--- ENTRIES ---
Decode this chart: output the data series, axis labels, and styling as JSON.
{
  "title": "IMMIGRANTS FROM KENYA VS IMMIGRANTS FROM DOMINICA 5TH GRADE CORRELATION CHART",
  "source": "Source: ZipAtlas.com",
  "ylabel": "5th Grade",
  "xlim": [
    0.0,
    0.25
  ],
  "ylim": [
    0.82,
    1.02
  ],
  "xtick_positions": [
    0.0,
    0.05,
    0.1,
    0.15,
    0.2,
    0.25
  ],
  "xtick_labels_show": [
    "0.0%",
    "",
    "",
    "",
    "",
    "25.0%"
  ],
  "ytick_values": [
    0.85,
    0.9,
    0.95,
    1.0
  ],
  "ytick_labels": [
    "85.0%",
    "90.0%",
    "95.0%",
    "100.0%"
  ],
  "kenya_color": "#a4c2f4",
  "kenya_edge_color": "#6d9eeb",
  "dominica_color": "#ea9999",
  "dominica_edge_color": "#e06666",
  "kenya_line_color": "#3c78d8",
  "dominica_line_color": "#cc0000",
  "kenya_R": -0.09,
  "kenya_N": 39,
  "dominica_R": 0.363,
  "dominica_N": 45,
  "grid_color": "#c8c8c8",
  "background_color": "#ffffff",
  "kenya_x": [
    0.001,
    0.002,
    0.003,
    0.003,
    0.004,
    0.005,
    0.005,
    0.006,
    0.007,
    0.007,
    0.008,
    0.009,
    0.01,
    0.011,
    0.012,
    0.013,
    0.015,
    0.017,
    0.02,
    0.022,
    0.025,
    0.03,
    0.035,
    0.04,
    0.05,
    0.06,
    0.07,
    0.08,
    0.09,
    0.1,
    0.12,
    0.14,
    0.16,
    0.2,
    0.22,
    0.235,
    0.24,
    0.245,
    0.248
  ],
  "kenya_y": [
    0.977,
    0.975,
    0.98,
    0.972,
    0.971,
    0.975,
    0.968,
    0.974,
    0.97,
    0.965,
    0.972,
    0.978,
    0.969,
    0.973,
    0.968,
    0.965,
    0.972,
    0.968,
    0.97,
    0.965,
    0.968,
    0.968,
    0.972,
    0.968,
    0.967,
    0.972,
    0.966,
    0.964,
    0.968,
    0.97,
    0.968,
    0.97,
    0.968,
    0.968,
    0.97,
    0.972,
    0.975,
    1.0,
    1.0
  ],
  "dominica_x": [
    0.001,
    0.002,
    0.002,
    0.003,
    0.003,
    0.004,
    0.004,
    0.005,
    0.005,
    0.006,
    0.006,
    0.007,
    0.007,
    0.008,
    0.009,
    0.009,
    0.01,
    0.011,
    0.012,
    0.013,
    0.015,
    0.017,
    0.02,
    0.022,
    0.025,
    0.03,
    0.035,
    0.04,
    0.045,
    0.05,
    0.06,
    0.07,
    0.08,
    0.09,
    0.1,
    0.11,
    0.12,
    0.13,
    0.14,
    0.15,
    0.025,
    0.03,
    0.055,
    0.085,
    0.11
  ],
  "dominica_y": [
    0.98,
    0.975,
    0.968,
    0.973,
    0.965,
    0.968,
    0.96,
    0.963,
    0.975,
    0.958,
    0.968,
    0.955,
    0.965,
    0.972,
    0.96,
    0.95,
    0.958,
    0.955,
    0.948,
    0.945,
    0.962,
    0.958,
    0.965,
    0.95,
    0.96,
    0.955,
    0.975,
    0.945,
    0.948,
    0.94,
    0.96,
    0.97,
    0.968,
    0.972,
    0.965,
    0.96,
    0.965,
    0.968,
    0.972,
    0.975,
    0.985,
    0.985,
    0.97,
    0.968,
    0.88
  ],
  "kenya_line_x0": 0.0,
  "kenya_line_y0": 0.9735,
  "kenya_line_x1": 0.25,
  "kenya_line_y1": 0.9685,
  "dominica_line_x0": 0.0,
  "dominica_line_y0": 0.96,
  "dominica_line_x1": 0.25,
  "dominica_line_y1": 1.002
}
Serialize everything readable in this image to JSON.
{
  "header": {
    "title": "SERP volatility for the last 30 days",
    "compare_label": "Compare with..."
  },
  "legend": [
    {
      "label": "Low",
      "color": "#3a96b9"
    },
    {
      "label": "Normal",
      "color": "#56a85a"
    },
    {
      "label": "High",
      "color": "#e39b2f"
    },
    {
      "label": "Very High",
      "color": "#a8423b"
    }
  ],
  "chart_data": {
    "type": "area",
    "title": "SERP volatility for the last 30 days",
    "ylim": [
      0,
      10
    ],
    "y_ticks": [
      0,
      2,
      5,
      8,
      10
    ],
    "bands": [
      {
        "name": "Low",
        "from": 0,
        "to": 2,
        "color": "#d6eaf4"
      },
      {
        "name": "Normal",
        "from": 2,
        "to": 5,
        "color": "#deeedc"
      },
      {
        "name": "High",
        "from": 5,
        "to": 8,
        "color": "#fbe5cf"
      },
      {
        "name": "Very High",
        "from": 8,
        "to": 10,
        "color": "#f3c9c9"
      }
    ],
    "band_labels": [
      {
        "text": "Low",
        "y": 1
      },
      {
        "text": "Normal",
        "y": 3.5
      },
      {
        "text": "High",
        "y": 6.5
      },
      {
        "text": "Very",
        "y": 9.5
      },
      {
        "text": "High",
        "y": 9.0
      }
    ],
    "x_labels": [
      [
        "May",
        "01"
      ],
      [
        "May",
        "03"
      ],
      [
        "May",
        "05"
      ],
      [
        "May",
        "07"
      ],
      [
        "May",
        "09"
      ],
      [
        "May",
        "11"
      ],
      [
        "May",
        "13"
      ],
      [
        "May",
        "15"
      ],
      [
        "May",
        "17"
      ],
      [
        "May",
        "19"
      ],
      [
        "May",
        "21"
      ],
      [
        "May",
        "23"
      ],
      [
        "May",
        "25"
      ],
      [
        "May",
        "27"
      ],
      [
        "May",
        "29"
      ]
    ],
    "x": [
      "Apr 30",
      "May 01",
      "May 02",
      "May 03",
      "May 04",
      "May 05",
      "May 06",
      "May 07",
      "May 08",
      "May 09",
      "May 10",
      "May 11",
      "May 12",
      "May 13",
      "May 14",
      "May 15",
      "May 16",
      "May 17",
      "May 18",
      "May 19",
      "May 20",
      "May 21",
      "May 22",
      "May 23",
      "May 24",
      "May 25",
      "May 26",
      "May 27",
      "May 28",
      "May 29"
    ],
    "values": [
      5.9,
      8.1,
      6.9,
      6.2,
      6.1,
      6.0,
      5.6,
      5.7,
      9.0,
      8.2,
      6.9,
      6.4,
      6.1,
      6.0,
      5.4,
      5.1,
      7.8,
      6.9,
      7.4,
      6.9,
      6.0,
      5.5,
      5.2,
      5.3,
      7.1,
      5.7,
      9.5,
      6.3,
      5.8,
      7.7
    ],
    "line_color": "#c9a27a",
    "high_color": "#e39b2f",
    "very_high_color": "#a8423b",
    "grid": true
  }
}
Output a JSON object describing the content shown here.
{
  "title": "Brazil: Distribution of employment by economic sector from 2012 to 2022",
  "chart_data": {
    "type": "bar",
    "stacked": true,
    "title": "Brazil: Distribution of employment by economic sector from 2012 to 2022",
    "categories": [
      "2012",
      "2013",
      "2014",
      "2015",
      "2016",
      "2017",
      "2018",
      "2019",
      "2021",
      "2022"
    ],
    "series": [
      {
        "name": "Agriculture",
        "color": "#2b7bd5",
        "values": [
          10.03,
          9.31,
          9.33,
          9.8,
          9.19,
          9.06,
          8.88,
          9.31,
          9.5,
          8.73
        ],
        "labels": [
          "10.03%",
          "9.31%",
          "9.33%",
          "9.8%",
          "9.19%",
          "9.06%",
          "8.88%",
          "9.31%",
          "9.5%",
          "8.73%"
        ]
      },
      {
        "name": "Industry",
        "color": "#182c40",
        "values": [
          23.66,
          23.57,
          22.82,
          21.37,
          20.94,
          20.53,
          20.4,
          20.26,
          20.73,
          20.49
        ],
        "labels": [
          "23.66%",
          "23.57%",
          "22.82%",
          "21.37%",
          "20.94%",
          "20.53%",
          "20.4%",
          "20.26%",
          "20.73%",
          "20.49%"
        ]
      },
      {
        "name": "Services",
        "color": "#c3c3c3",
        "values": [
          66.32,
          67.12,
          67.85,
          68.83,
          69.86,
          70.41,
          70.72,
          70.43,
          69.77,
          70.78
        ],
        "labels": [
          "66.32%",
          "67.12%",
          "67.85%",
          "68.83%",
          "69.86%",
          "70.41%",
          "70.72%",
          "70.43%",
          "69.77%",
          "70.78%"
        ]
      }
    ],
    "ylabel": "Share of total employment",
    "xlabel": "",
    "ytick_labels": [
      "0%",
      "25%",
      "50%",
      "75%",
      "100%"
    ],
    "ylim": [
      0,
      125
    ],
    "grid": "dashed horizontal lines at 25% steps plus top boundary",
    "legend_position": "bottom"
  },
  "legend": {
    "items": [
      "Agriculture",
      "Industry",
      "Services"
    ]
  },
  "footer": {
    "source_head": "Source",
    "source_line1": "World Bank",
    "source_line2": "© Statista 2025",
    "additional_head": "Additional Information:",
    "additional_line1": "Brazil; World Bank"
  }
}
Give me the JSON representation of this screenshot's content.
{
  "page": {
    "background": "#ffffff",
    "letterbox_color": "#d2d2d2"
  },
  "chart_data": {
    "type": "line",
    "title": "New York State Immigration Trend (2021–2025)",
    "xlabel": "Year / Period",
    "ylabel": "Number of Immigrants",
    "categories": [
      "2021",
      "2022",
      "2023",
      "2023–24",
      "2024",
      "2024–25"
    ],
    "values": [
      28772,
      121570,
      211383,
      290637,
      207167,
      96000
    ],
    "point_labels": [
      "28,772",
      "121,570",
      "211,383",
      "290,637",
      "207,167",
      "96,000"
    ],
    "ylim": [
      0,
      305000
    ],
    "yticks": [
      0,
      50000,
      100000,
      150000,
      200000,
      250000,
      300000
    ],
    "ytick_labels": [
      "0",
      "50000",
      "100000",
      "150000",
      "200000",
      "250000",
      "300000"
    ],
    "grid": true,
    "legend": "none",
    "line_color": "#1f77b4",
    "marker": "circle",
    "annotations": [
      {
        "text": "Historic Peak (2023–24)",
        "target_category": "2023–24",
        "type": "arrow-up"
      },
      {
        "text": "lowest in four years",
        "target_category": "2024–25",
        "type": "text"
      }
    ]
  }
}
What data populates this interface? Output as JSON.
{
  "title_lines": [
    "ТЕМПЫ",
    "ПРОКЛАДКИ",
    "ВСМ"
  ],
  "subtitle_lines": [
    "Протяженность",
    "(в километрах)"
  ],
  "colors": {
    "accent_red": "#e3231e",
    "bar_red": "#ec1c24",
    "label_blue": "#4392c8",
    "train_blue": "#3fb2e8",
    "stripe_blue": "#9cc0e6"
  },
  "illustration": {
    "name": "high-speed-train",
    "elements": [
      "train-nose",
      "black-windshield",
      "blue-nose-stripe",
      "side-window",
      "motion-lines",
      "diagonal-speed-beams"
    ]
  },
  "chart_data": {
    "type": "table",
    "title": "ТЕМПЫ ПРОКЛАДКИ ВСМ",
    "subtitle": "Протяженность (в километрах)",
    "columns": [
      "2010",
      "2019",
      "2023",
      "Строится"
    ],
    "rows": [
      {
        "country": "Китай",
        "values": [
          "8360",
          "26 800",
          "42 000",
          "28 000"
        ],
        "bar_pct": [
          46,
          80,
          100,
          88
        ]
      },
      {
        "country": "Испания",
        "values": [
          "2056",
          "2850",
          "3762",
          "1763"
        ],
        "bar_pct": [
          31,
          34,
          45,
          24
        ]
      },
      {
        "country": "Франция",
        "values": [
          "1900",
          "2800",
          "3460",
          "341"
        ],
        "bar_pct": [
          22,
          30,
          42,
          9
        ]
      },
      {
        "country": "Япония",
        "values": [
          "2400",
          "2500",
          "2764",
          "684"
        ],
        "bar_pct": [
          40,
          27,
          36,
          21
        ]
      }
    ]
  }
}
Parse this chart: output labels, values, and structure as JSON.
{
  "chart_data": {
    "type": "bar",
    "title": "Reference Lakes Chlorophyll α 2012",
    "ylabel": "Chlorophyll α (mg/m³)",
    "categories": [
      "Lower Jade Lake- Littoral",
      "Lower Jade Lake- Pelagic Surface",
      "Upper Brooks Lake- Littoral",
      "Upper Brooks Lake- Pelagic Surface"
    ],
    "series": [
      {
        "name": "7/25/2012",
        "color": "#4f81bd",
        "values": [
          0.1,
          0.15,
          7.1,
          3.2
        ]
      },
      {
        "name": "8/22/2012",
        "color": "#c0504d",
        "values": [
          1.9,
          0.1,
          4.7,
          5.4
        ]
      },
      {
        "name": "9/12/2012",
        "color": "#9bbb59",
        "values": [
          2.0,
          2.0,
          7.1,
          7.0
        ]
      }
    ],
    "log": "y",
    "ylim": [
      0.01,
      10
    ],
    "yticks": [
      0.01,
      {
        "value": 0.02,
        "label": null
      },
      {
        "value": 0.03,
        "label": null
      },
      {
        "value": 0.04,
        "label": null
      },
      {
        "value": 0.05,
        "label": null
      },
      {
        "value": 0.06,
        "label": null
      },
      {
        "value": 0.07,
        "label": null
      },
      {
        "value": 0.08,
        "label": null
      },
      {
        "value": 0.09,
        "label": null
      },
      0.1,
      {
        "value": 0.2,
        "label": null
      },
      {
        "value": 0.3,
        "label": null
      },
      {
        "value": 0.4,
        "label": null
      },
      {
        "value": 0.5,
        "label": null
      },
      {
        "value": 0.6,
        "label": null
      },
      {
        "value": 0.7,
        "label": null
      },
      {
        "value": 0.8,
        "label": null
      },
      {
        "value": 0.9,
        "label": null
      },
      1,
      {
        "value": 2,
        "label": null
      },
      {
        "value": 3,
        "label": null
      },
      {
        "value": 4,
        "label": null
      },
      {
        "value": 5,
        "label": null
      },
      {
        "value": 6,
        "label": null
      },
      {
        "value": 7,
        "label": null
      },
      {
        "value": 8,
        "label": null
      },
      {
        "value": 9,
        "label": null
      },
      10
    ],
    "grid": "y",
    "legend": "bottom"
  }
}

--- TASK DIRECTIONS ---
From the listing above, copy out each line where the word "ПРОКЛАДКИ" appears.

--- RESULT OF THE EXERCISE ---
    "ПРОКЛАДКИ",
    "title": "ТЕМПЫ ПРОКЛАДКИ ВСМ",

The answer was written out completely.